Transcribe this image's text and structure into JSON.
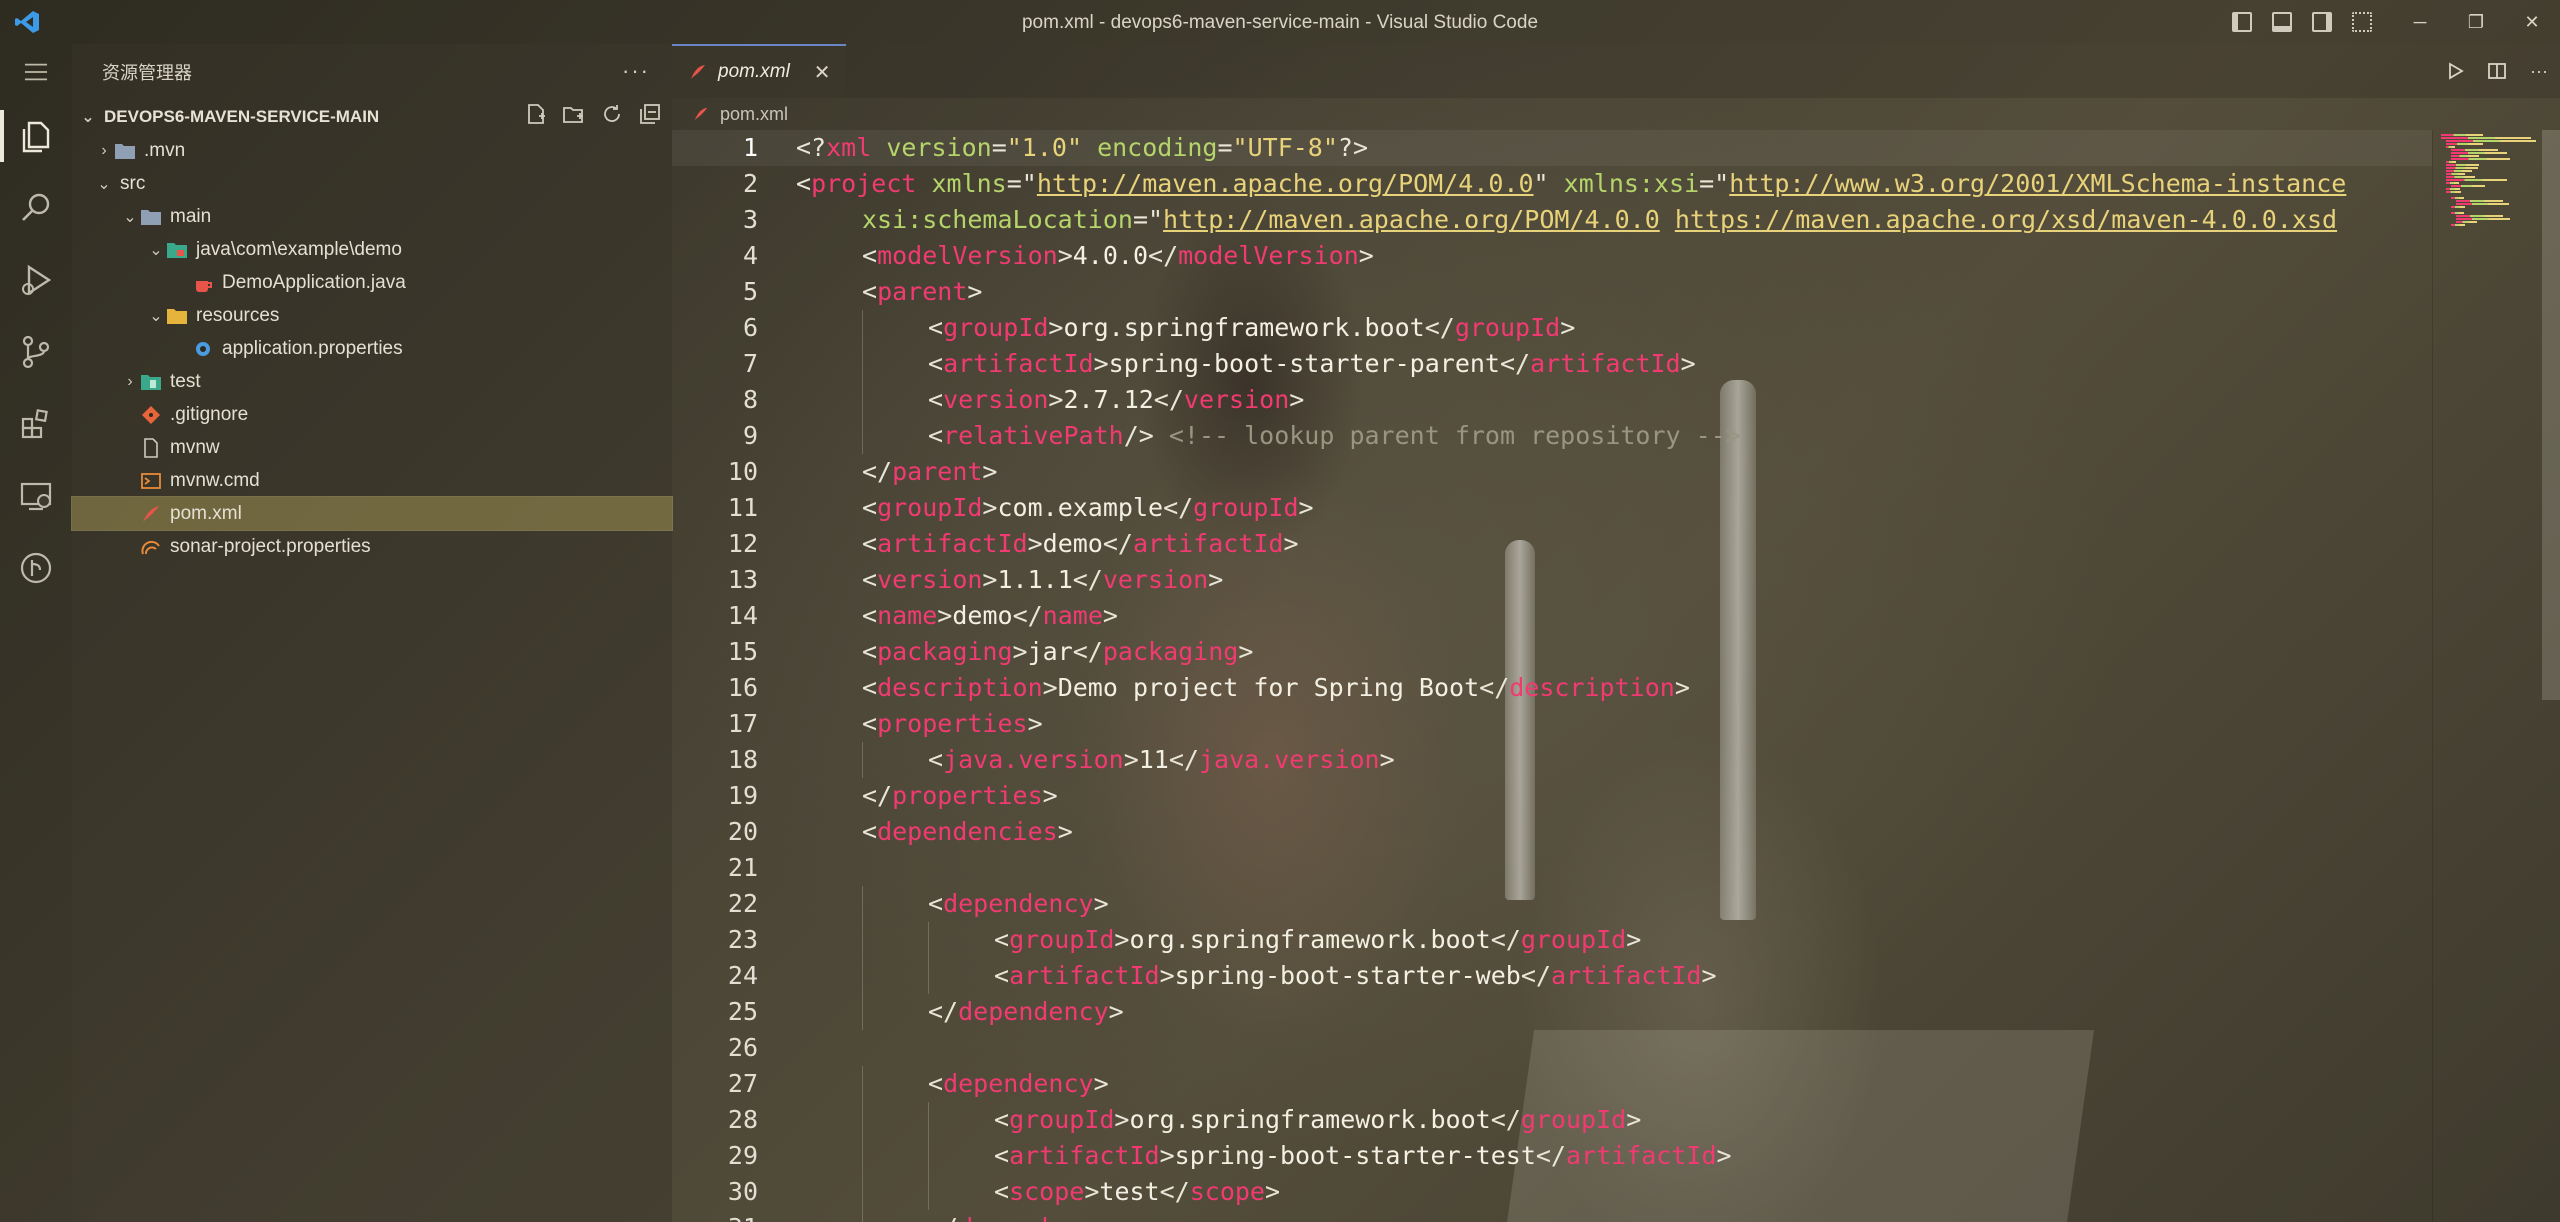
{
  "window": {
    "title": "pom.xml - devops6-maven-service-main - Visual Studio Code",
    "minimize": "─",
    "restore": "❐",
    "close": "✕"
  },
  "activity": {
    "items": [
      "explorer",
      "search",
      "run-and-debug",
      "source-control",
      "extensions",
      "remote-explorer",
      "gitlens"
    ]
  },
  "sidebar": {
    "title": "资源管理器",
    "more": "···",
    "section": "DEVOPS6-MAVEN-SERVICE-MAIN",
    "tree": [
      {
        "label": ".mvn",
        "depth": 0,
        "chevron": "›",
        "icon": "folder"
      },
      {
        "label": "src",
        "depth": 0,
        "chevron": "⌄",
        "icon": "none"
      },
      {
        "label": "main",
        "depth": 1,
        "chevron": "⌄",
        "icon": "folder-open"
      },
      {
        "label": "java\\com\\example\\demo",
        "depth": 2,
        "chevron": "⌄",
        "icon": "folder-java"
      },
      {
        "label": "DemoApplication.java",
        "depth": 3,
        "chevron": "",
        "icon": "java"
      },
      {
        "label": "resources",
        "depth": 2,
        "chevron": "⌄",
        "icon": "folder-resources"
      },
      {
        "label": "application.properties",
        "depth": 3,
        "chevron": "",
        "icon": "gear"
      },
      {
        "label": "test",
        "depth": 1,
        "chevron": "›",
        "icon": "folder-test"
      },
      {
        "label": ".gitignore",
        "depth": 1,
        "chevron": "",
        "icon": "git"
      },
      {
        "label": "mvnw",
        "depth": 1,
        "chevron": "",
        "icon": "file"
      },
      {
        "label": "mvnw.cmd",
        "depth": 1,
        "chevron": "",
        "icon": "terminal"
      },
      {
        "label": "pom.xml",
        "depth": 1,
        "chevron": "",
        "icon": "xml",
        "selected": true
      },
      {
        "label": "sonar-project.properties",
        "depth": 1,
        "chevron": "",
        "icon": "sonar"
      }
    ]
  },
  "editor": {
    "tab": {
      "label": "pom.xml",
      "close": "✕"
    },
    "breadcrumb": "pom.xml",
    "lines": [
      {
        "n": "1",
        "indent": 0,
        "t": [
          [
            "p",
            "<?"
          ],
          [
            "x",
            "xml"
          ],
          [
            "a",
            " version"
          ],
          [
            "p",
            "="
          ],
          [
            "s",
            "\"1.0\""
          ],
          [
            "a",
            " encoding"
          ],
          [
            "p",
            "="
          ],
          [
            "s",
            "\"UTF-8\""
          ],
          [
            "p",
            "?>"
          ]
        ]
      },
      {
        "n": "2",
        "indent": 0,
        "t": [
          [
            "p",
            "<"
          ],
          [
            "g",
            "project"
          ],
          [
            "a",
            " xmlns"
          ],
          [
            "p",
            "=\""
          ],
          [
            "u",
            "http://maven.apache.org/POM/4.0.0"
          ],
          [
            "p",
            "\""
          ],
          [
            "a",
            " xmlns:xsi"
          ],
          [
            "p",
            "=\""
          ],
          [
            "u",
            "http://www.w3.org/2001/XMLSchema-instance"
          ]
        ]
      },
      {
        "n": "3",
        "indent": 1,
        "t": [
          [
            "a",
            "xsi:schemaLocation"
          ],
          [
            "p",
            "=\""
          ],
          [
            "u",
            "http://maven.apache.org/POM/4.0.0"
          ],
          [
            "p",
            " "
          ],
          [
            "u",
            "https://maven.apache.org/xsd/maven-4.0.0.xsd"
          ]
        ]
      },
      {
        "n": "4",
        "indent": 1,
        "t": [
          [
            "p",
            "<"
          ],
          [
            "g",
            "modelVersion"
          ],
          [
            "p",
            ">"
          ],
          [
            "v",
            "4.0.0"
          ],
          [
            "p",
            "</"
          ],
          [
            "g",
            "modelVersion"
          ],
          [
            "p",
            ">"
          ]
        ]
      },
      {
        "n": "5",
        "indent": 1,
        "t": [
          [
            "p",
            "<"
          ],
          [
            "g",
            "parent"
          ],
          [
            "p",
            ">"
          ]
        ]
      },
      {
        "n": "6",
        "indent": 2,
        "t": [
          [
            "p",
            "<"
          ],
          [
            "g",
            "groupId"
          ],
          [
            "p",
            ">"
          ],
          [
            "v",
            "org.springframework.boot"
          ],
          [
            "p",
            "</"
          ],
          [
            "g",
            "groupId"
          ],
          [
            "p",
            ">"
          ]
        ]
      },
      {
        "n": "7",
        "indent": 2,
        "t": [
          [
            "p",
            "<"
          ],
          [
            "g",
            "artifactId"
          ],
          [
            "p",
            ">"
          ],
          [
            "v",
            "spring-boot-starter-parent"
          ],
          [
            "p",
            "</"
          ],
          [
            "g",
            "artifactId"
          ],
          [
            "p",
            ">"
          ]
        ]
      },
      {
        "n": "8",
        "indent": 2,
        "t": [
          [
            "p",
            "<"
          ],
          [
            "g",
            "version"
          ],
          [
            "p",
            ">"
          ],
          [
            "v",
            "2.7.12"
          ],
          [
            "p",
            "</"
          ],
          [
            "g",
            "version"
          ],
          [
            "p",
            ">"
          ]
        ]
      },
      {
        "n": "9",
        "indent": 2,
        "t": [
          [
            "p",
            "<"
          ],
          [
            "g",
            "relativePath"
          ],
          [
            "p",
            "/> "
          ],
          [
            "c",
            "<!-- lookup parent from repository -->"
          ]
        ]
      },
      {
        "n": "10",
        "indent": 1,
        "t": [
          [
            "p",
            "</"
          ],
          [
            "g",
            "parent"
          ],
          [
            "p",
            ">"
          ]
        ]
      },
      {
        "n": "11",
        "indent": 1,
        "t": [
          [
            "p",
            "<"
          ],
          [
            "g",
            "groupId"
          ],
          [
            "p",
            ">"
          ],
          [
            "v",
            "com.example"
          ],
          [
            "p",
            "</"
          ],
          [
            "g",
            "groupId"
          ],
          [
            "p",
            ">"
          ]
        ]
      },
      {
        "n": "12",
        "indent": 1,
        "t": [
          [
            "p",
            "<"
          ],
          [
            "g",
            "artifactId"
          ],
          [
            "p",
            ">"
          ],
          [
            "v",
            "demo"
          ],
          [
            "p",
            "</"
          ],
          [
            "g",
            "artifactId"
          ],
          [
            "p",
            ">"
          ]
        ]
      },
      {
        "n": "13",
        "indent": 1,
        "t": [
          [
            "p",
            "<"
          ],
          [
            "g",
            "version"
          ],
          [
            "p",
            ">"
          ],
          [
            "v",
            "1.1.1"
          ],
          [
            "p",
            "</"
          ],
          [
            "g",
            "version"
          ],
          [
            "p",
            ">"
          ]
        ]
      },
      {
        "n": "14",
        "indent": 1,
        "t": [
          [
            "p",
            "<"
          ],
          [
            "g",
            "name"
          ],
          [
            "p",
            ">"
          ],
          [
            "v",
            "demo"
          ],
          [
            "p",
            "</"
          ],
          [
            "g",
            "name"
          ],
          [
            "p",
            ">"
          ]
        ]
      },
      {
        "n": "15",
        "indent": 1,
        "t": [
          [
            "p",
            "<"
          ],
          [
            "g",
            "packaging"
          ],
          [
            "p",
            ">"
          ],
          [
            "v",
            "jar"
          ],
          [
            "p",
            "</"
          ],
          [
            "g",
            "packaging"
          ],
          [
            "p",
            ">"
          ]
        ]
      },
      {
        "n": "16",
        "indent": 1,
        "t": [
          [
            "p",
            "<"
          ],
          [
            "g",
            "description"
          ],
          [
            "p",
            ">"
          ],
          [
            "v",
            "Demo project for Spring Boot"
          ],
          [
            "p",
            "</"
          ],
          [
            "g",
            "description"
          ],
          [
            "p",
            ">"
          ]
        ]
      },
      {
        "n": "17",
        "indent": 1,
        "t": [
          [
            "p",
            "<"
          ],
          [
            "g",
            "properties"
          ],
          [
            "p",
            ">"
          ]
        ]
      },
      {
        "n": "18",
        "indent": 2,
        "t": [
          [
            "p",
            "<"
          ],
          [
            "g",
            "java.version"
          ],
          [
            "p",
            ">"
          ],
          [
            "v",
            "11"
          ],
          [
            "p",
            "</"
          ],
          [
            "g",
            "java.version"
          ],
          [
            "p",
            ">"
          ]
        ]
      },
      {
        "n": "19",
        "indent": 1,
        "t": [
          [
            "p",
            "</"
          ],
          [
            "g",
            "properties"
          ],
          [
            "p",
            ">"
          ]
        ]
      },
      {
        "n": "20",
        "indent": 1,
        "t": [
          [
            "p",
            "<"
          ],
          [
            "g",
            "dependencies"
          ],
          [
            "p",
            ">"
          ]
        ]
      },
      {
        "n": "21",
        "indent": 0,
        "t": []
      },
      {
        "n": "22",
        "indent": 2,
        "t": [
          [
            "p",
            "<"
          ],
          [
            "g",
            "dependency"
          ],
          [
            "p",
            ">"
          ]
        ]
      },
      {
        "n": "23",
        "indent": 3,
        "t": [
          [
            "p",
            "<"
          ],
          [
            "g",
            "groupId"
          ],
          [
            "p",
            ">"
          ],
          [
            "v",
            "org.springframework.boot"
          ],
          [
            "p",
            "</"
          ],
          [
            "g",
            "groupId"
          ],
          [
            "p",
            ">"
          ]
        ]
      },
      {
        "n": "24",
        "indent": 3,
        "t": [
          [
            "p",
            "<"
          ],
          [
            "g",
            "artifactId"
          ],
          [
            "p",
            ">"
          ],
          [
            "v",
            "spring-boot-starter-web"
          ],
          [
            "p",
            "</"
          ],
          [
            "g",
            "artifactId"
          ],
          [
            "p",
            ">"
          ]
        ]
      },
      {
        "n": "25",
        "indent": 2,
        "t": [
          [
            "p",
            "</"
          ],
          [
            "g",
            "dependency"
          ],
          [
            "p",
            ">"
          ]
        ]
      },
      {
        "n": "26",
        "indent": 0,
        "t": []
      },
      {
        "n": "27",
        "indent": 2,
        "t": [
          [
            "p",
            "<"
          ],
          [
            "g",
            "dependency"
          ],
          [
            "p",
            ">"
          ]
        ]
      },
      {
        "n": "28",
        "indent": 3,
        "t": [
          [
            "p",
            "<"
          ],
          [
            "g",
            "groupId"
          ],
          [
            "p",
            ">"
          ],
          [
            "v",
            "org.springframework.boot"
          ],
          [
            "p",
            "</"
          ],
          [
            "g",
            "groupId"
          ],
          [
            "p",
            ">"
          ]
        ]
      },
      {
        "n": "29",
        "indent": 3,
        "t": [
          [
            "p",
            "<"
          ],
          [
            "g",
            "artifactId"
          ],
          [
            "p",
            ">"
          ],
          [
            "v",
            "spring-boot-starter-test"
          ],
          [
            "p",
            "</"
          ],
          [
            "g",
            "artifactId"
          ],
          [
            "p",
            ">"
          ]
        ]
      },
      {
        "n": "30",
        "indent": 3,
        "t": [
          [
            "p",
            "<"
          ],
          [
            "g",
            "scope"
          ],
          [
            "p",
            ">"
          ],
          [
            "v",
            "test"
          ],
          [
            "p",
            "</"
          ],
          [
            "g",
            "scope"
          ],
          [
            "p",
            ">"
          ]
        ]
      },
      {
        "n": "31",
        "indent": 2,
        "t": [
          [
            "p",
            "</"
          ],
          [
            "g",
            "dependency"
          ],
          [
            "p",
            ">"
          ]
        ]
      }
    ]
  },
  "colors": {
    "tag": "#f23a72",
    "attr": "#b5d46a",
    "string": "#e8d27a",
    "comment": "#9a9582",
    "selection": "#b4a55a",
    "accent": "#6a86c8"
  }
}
----
Directive
Look for "starter" and pull out every line that has it.

Task solution
            "spring-boot-starter-parent"
            "spring-boot-starter-web"
            "spring-boot-starter-test"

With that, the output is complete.